--- What the task asks ---
Extract the entries in their exact form.

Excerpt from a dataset

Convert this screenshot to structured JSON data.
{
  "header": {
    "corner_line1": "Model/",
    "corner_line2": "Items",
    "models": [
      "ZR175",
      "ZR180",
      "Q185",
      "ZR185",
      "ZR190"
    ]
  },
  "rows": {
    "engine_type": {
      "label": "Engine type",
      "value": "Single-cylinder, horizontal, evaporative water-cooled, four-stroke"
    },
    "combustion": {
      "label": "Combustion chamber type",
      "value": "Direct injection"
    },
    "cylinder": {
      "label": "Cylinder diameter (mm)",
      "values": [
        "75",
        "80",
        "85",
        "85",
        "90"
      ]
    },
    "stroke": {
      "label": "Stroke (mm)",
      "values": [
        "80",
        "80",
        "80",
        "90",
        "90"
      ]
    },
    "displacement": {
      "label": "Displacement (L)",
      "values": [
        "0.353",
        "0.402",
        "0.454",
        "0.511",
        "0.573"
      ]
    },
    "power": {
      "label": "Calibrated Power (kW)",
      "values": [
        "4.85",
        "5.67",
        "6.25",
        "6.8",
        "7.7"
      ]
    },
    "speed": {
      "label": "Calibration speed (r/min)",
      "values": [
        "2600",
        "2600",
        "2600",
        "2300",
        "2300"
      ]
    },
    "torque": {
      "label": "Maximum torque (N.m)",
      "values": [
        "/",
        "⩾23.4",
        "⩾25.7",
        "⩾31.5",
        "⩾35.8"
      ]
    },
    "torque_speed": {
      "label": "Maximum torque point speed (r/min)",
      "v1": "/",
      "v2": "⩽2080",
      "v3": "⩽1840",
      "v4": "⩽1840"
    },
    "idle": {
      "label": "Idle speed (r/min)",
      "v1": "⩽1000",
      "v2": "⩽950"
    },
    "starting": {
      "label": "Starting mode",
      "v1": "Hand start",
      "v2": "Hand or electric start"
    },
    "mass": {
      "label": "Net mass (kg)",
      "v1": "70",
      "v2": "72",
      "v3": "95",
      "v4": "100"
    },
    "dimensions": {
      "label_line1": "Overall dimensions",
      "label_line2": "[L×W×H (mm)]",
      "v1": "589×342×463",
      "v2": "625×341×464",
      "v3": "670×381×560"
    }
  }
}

--- In response ---
Convert this screenshot to structured JSON data.
{
  "header": {
    "corner_line1": "Model/",
    "corner_line2": "Items",
    "models": [
      "ZR175",
      "ZR180",
      "Q185",
      "ZR185",
      "ZR190"
    ]
  },
  "rows": {
    "engine_type": {
      "label": "Engine type",
      "value": "Single-cylinder, horizontal, evaporative water-cooled, four-stroke"
    },
    "combustion": {
      "label": "Combustion chamber type",
      "value": "Direct injection"
    },
    "cylinder": {
      "label": "Cylinder diameter (mm)",
      "values": [
        "75",
        "80",
        "85",
        "85",
        "90"
      ]
    },
    "stroke": {
      "label": "Stroke (mm)",
      "values": [
        "80",
        "80",
        "80",
        "90",
        "90"
      ]
    },
    "displacement": {
      "label": "Displacement (L)",
      "values": [
        "0.353",
        "0.402",
        "0.454",
        "0.511",
        "0.573"
      ]
    },
    "power": {
      "label": "Calibrated Power (kW)",
      "values": [
        "4.85",
        "5.67",
        "6.25",
        "6.8",
        "7.7"
      ]
    },
    "speed": {
      "label": "Calibration speed (r/min)",
      "values": [
        "2600",
        "2600",
        "2600",
        "2300",
        "2300"
      ]
    },
    "torque": {
      "label": "Maximum torque (N.m)",
      "values": [
        "/",
        "⩾23.4",
        "⩾25.7",
        "⩾31.5",
        "⩾35.8"
      ]
    },
    "torque_speed": {
      "label": "Maximum torque point speed (r/min)",
      "v1": "/",
      "v2": "⩽2080",
      "v3": "⩽1840",
      "v4": "⩽1840"
    },
    "idle": {
      "label": "Idle speed (r/min)",
      "v1": "⩽1000",
      "v2": "⩽950"
    },
    "starting": {
      "label": "Starting mode",
      "v1": "Hand start",
      "v2": "Hand or electric start"
    },
    "mass": {
      "label": "Net mass (kg)",
      "v1": "70",
      "v2": "72",
      "v3": "95",
      "v4": "100"
    },
    "dimensions": {
      "label_line1": "Overall dimensions",
      "label_line2": "[L×W×H (mm)]",
      "v1": "589×342×463",
      "v2": "625×341×464",
      "v3": "670×381×560"
    }
  }
}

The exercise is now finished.